▶ Aim of the exercise: Wherever the word "latérale" appears in the entries, copy the whole line.
════
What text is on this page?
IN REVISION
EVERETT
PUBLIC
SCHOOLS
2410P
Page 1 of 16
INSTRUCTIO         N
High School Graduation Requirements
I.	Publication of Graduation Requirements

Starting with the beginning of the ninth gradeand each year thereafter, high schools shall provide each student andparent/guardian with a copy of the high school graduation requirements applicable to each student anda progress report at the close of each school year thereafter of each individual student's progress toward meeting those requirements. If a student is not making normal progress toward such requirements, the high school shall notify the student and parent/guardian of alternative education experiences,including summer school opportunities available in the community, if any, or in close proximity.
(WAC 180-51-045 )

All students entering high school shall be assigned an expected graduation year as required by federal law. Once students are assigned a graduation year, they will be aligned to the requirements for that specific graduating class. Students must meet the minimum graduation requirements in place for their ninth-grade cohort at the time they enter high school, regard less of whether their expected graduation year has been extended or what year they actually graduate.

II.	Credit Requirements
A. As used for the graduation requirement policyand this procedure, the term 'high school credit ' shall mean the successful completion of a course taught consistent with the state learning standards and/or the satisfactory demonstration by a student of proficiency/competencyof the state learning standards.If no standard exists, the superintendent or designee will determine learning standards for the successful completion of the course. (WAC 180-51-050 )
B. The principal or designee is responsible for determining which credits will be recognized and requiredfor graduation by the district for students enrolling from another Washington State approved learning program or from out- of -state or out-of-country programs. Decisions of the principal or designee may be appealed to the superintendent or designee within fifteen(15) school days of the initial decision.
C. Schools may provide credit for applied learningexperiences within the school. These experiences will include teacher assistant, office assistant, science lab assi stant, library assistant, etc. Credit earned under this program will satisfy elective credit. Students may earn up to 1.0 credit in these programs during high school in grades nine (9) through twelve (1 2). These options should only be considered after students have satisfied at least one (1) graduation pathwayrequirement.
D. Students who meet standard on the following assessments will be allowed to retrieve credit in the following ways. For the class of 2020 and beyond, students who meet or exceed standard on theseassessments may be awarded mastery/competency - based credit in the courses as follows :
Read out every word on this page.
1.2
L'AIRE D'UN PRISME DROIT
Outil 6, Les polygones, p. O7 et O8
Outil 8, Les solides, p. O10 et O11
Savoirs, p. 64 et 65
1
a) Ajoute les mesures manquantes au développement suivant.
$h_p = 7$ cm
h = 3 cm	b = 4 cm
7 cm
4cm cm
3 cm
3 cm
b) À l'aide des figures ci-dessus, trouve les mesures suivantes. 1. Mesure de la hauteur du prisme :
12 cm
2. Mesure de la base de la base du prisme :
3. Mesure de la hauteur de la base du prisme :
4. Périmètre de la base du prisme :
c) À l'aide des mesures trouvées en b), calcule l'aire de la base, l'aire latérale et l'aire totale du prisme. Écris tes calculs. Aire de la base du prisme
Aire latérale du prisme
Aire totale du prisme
════
▶ Response below:
c) À l'aide des mesures trouvées en b), calcule l'aire de la base, l'aire latérale et l'aire totale du prisme. Écris tes calculs. Aire de la base du prisme
Aire latérale du prisme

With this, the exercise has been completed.